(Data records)
****************

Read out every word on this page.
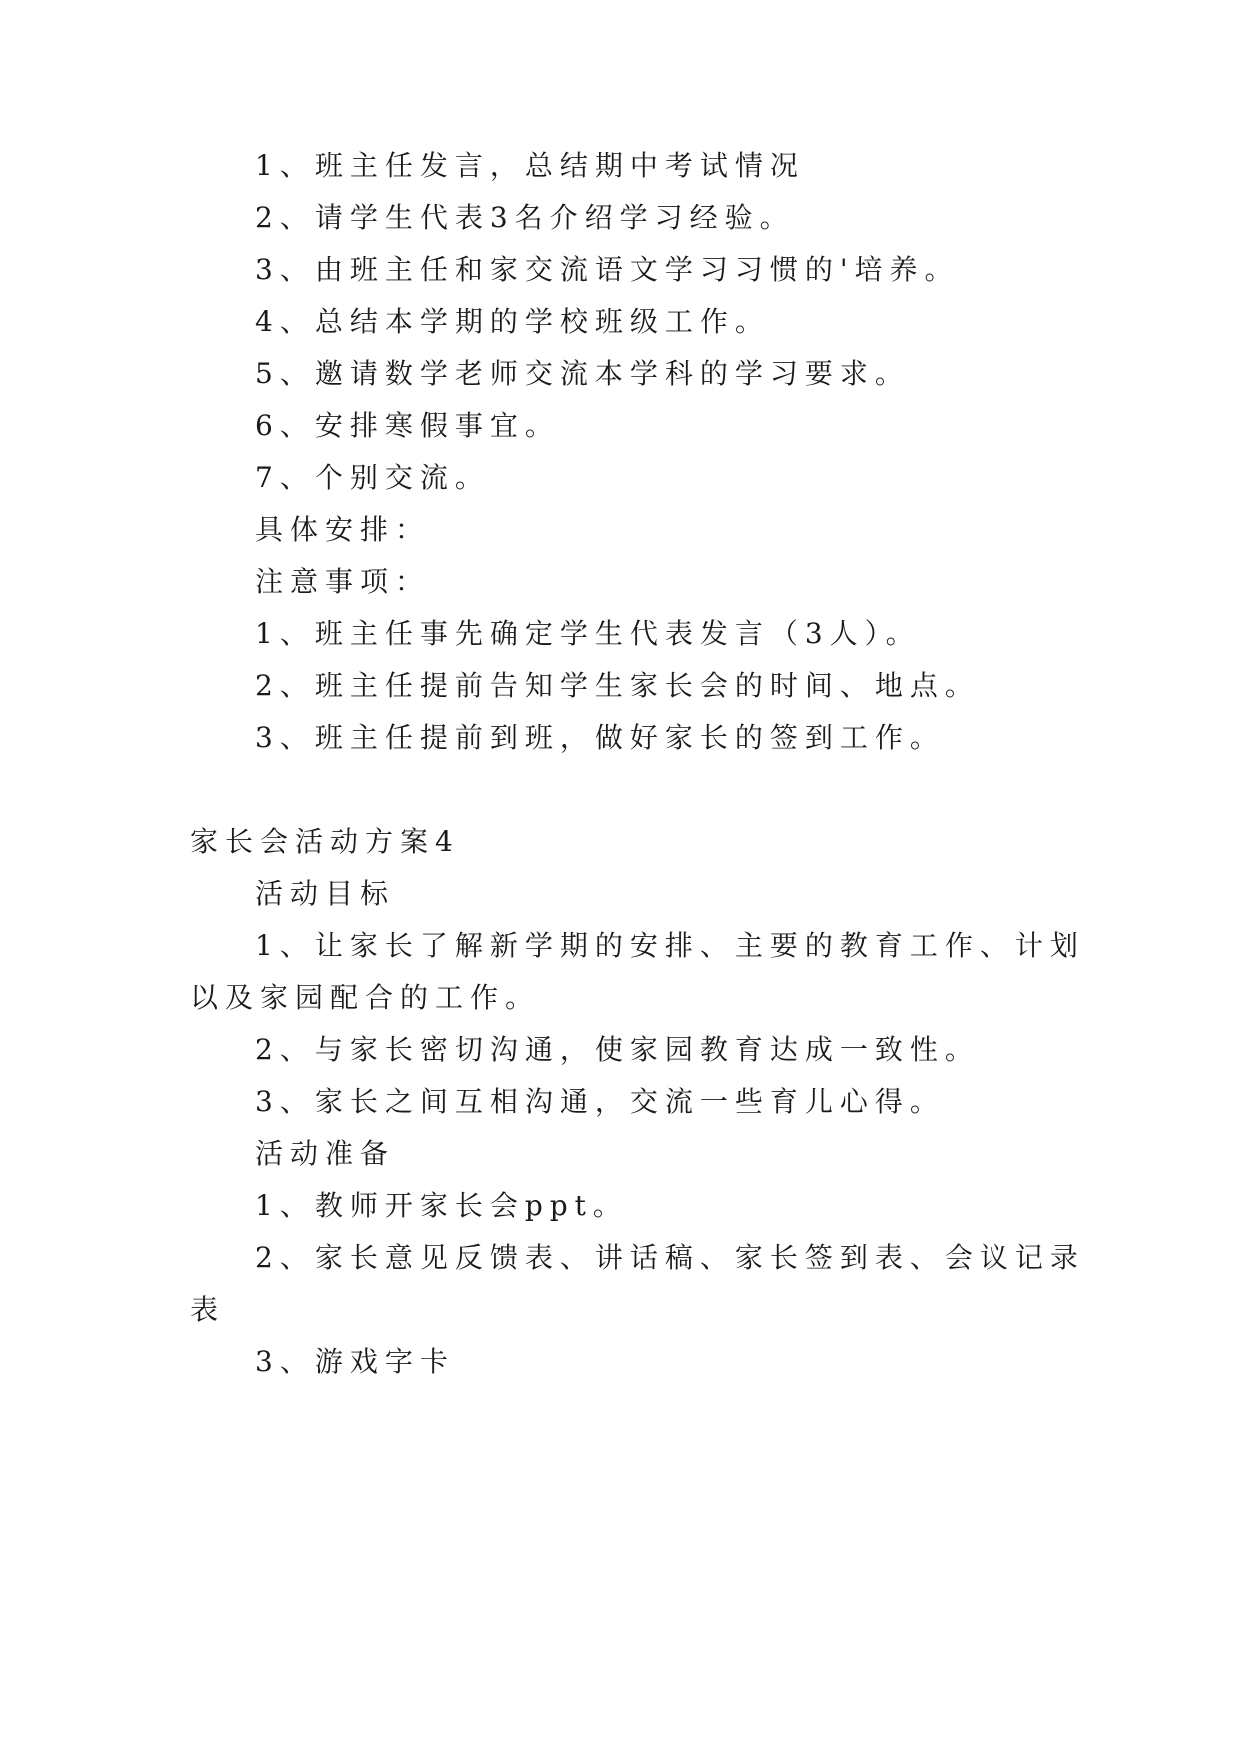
1、班主任发言，总结期中考试情况

2、请学生代表3名介绍学习经验。

3、由班主任和家交流语文学习习惯的'培养。

4、总结本学期的学校班级工作。

5、邀请数学老师交流本学科的学习要求。

6、安排寒假事宜。

7、个别交流。

具体安排：

注意事项：

1、班主任事先确定学生代表发言（3人）。

2、班主任提前告知学生家长会的时间、地点。

3、班主任提前到班，做好家长的签到工作。

家长会活动方案4

活动目标

1、让家长了解新学期的安排、主要的教育工作、计划

以及家园配合的工作。

2、与家长密切沟通，使家园教育达成一致性。

3、家长之间互相沟通，交流一些育儿心得。

活动准备

1、教师开家长会ppt。

2、家长意见反馈表、讲话稿、家长签到表、会议记录

表

3、游戏字卡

****************

**TASK DESCRIPTION**
Every record above should come back exactly, but without its pictures.

**ANSWER TO THIS PROBLEM**
Read out every word on this page.
1、班主任发言，总结期中考试情况

2、请学生代表3名介绍学习经验。

3、由班主任和家交流语文学习习惯的'培养。

4、总结本学期的学校班级工作。

5、邀请数学老师交流本学科的学习要求。

6、安排寒假事宜。

7、个别交流。

具体安排：

注意事项：

1、班主任事先确定学生代表发言（3人）。

2、班主任提前告知学生家长会的时间、地点。

3、班主任提前到班，做好家长的签到工作。

家长会活动方案4

活动目标

1、让家长了解新学期的安排、主要的教育工作、计划

以及家园配合的工作。

2、与家长密切沟通，使家园教育达成一致性。

3、家长之间互相沟通，交流一些育儿心得。

活动准备

1、教师开家长会ppt。

2、家长意见反馈表、讲话稿、家长签到表、会议记录

表

3、游戏字卡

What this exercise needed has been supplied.